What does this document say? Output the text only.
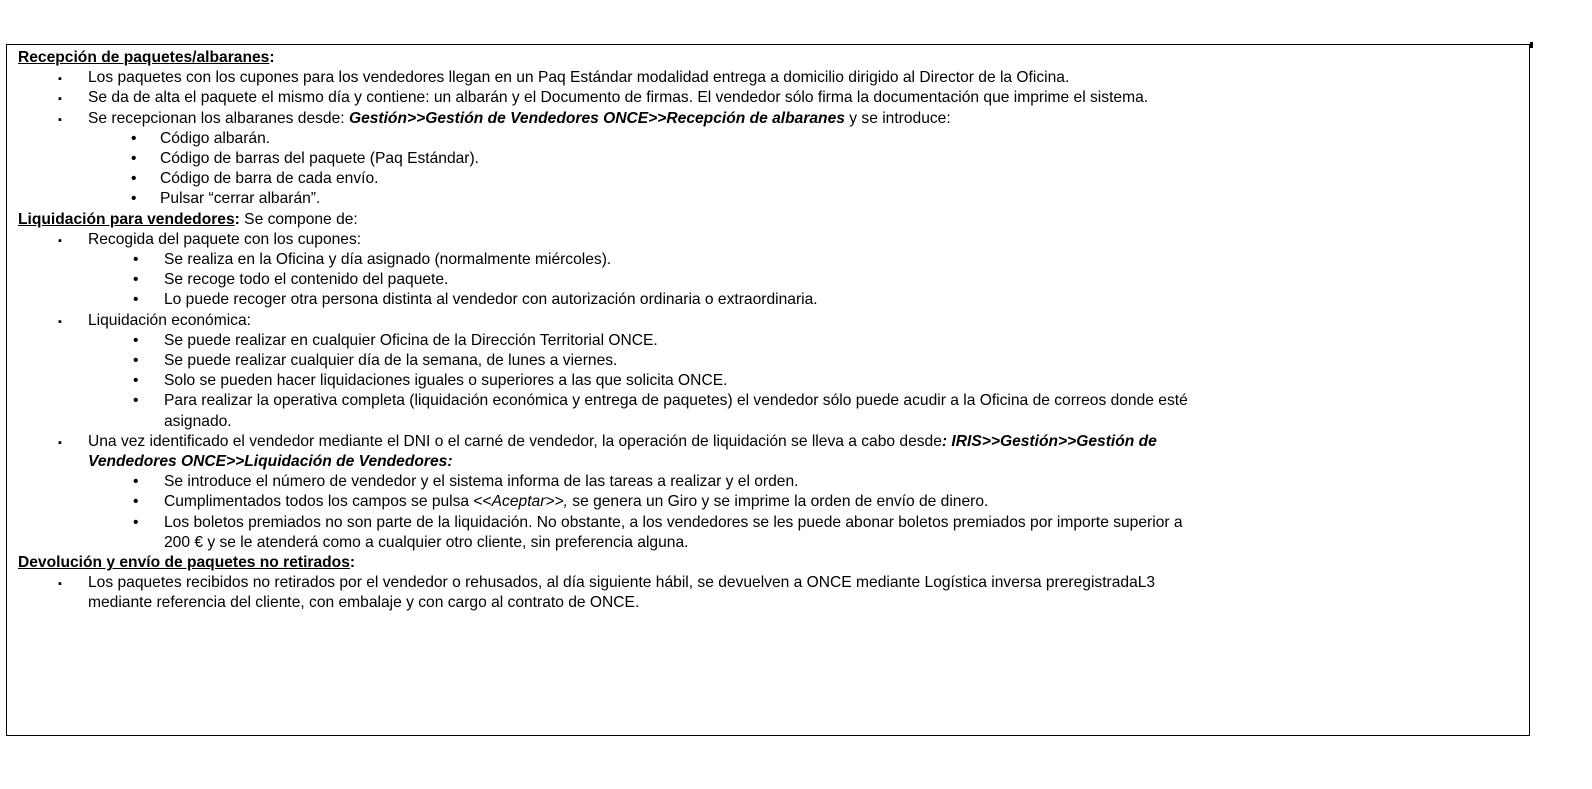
Recepción de paquetes/albaranes:
▪ Los paquetes con los cupones para los vendedores llegan en un Paq Estándar modalidad entrega a domicilio dirigido al Director de la Oficina.
▪ Se da de alta el paquete el mismo día y contiene: un albarán y el Documento de firmas. El vendedor sólo firma la documentación que imprime el sistema.
▪ Se recepcionan los albaranes desde: Gestión>>Gestión de Vendedores ONCE>>Recepción de albaranes y se introduce:
• Código albarán.
• Código de barras del paquete (Paq Estándar).
• Código de barra de cada envío.
• Pulsar “cerrar albarán”.
Liquidación para vendedores: Se compone de:
▪ Recogida del paquete con los cupones:
• Se realiza en la Oficina y día asignado (normalmente miércoles).
• Se recoge todo el contenido del paquete.
• Lo puede recoger otra persona distinta al vendedor con autorización ordinaria o extraordinaria.
▪ Liquidación económica:
• Se puede realizar en cualquier Oficina de la Dirección Territorial ONCE.
• Se puede realizar cualquier día de la semana, de lunes a viernes.
• Solo se pueden hacer liquidaciones iguales o superiores a las que solicita ONCE.
• Para realizar la operativa completa (liquidación económica y entrega de paquetes) el vendedor sólo puede acudir a la Oficina de correos donde esté
asignado.
▪ Una vez identificado el vendedor mediante el DNI o el carné de vendedor, la operación de liquidación se lleva a cabo desde: IRIS>>Gestión>>Gestión de
Vendedores ONCE>>Liquidación de Vendedores:
• Se introduce el número de vendedor y el sistema informa de las tareas a realizar y el orden.
• Cumplimentados todos los campos se pulsa <<Aceptar>>, se genera un Giro y se imprime la orden de envío de dinero.
• Los boletos premiados no son parte de la liquidación. No obstante, a los vendedores se les puede abonar boletos premiados por importe superior a
200 € y se le atenderá como a cualquier otro cliente, sin preferencia alguna.
Devolución y envío de paquetes no retirados:
▪ Los paquetes recibidos no retirados por el vendedor o rehusados, al día siguiente hábil, se devuelven a ONCE mediante Logística inversa preregistradaL3
mediante referencia del cliente, con embalaje y con cargo al contrato de ONCE.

AIM OF THE EXERCISE: Restate the whole listing above exactly, please, omitting every image.

TASK RESULT:
What does this document say? Output the text only.
Recepción de paquetes/albaranes:
▪ Los paquetes con los cupones para los vendedores llegan en un Paq Estándar modalidad entrega a domicilio dirigido al Director de la Oficina.
▪ Se da de alta el paquete el mismo día y contiene: un albarán y el Documento de firmas. El vendedor sólo firma la documentación que imprime el sistema.
▪ Se recepcionan los albaranes desde: Gestión>>Gestión de Vendedores ONCE>>Recepción de albaranes y se introduce:
• Código albarán.
• Código de barras del paquete (Paq Estándar).
• Código de barra de cada envío.
• Pulsar “cerrar albarán”.
Liquidación para vendedores: Se compone de:
▪ Recogida del paquete con los cupones:
• Se realiza en la Oficina y día asignado (normalmente miércoles).
• Se recoge todo el contenido del paquete.
• Lo puede recoger otra persona distinta al vendedor con autorización ordinaria o extraordinaria.
▪ Liquidación económica:
• Se puede realizar en cualquier Oficina de la Dirección Territorial ONCE.
• Se puede realizar cualquier día de la semana, de lunes a viernes.
• Solo se pueden hacer liquidaciones iguales o superiores a las que solicita ONCE.
• Para realizar la operativa completa (liquidación económica y entrega de paquetes) el vendedor sólo puede acudir a la Oficina de correos donde esté
asignado.
▪ Una vez identificado el vendedor mediante el DNI o el carné de vendedor, la operación de liquidación se lleva a cabo desde: IRIS>>Gestión>>Gestión de
Vendedores ONCE>>Liquidación de Vendedores:
• Se introduce el número de vendedor y el sistema informa de las tareas a realizar y el orden.
• Cumplimentados todos los campos se pulsa <<Aceptar>>, se genera un Giro y se imprime la orden de envío de dinero.
• Los boletos premiados no son parte de la liquidación. No obstante, a los vendedores se les puede abonar boletos premiados por importe superior a
200 € y se le atenderá como a cualquier otro cliente, sin preferencia alguna.
Devolución y envío de paquetes no retirados:
▪ Los paquetes recibidos no retirados por el vendedor o rehusados, al día siguiente hábil, se devuelven a ONCE mediante Logística inversa preregistradaL3
mediante referencia del cliente, con embalaje y con cargo al contrato de ONCE.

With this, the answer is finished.